** START INFORMATION PROVIDED **

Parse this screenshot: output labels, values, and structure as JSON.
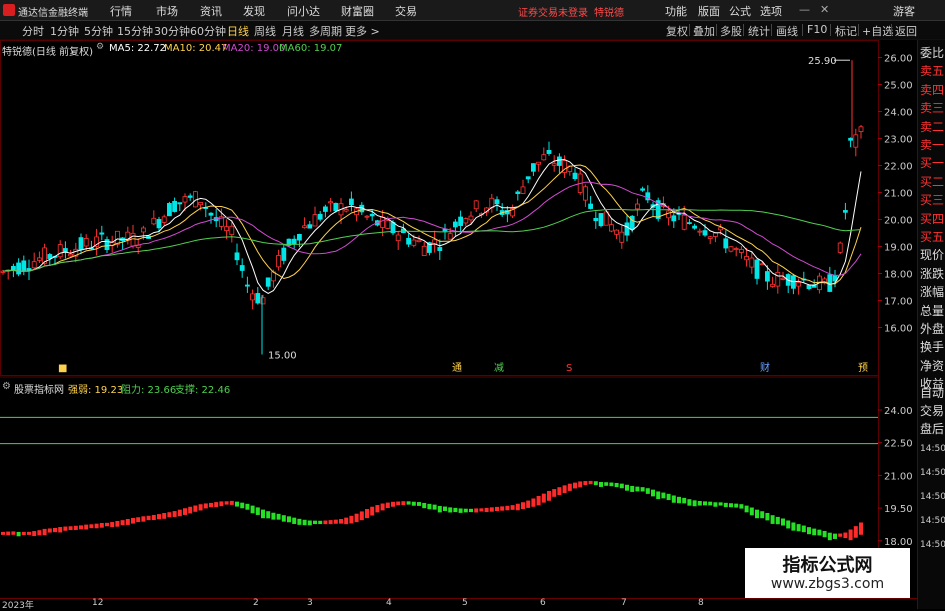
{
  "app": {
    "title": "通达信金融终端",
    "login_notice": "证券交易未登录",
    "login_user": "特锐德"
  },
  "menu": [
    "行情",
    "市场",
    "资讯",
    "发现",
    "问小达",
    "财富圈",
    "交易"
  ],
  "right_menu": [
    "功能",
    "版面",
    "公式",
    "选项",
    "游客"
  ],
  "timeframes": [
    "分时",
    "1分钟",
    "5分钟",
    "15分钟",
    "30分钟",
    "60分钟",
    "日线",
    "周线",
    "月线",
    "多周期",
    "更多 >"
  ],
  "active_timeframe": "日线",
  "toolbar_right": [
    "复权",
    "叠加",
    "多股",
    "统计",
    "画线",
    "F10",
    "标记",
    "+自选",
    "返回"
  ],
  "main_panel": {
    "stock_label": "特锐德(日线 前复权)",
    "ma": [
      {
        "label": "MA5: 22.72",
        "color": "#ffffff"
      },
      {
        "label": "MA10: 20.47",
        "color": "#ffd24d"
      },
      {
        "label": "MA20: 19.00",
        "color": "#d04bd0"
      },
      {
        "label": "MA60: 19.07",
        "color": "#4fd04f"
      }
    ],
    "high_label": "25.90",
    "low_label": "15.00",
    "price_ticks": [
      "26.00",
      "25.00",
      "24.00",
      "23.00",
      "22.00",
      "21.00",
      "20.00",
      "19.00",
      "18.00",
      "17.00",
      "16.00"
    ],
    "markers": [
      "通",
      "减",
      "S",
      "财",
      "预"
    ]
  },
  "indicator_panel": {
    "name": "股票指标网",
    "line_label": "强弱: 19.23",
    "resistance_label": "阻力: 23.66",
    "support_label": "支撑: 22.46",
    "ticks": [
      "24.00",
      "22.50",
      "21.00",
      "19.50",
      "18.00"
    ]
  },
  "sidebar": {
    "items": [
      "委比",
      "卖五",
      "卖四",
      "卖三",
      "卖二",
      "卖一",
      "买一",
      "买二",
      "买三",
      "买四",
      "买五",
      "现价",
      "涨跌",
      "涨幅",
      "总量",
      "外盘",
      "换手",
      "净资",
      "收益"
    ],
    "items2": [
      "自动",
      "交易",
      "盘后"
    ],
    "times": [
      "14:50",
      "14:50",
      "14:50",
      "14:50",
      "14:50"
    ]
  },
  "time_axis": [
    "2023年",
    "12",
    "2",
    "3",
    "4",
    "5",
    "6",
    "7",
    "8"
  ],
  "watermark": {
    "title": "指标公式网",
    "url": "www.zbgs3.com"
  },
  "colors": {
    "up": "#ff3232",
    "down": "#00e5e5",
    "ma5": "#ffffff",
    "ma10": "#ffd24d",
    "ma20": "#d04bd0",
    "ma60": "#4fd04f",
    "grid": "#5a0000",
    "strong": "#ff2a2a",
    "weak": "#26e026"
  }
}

** END INFORMATION PROVIDED **
** START INFORMATION PROVIDED **

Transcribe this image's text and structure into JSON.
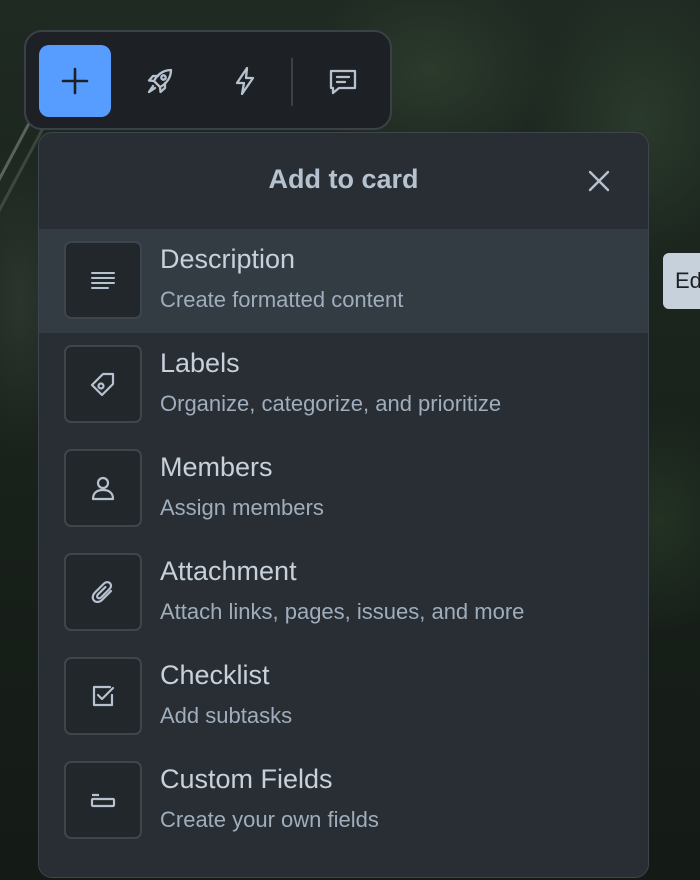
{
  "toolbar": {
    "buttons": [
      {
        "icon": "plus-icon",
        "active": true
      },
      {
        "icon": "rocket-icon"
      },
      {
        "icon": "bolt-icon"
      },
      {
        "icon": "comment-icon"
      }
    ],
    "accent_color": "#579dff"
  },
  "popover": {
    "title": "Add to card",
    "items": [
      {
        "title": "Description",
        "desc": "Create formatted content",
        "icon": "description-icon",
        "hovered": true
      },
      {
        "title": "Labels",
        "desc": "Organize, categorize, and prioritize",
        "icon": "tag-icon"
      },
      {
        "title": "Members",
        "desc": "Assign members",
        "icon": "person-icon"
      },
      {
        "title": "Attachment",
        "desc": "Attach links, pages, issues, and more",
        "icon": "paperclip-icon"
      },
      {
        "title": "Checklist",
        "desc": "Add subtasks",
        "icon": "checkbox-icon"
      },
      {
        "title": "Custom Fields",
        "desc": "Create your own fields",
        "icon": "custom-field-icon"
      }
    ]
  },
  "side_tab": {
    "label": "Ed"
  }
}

** END INFORMATION PROVIDED **
** START INFORMATION PROVIDED **

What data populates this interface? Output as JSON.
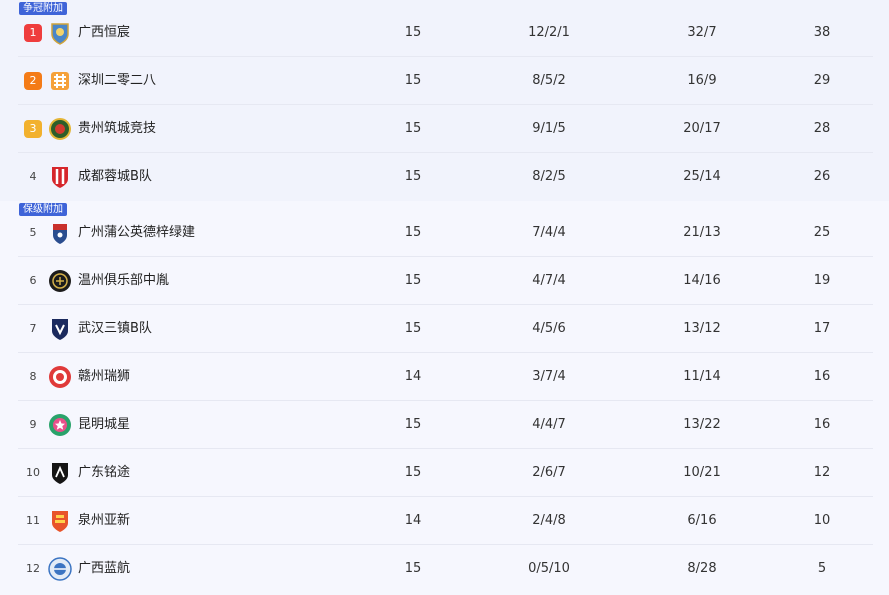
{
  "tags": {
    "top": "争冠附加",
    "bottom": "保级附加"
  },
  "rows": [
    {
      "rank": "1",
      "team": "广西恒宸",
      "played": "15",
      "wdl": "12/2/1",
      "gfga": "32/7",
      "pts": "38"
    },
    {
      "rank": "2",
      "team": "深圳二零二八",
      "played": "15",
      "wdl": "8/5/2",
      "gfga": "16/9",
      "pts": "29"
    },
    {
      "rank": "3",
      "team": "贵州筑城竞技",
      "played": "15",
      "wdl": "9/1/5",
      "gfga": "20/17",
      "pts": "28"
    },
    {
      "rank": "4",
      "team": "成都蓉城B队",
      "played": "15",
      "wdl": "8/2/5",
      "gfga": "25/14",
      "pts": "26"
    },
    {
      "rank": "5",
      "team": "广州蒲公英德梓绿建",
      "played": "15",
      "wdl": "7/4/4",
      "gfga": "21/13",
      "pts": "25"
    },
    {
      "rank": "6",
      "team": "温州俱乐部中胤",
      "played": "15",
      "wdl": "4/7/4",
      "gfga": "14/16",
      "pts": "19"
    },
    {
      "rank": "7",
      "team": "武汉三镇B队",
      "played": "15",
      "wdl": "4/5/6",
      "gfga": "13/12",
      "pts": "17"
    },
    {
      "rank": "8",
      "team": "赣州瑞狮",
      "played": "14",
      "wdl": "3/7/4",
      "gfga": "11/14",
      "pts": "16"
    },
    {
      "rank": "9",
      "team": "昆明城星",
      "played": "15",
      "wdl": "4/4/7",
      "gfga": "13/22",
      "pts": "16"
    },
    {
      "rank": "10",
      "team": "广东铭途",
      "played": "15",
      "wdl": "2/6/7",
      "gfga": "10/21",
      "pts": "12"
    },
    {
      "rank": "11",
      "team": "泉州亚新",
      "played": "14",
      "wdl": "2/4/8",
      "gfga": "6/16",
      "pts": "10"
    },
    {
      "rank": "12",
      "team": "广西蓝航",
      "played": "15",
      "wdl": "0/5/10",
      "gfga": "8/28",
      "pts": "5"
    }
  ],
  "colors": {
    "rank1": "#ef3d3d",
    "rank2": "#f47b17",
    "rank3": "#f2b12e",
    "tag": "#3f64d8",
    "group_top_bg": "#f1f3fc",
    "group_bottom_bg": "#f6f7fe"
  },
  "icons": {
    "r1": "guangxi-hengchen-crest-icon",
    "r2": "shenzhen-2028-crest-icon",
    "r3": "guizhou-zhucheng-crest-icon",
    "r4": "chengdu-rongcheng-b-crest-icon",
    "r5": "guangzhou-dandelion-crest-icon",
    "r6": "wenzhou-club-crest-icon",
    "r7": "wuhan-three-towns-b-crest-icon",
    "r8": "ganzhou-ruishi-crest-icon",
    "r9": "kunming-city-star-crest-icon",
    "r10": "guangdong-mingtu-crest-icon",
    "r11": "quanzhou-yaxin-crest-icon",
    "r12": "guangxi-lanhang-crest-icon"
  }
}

** END INFORMATION PROVIDED **

SET PROBLEM: Provide the number of lines containing the string "team", with no other output.

TASK RESULT: 12